#### What is asked
Examine the entries below, count the lines holding the string "screenshot", and respond with the number only.

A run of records
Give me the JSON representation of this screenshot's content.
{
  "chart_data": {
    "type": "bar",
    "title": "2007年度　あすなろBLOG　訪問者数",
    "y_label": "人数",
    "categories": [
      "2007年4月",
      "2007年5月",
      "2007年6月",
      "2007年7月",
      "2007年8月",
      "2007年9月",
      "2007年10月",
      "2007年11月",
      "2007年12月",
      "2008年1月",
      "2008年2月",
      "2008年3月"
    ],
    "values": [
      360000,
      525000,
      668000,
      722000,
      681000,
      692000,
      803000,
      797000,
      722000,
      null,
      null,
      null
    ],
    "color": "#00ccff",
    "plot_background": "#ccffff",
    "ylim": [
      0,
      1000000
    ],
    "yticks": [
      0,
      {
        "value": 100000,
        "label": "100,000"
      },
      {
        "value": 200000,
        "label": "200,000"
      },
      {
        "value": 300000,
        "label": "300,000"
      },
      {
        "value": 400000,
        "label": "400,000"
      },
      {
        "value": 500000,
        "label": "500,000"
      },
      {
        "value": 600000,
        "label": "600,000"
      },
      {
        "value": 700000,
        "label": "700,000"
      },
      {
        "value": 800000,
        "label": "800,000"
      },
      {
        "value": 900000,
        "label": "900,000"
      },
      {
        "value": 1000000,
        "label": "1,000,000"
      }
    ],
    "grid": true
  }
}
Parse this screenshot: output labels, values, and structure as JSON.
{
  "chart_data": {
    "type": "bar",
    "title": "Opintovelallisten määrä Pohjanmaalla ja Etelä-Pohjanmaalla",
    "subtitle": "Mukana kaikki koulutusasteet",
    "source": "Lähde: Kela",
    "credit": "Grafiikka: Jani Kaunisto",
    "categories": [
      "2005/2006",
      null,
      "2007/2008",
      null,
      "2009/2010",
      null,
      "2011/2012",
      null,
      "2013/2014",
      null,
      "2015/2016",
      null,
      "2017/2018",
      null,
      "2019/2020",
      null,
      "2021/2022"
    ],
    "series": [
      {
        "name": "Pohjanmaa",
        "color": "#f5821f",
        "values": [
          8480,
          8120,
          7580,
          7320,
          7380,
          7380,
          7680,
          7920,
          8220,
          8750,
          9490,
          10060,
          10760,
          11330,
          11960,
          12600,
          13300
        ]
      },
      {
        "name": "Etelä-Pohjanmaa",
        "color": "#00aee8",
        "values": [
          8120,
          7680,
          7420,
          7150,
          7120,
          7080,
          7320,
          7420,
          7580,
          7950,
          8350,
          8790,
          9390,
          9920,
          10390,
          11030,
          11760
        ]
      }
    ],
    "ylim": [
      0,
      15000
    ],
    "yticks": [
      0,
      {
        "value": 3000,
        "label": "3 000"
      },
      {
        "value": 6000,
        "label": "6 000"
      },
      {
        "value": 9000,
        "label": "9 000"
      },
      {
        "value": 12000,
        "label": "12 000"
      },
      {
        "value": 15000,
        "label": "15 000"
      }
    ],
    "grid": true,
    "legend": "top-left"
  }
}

#### The output
2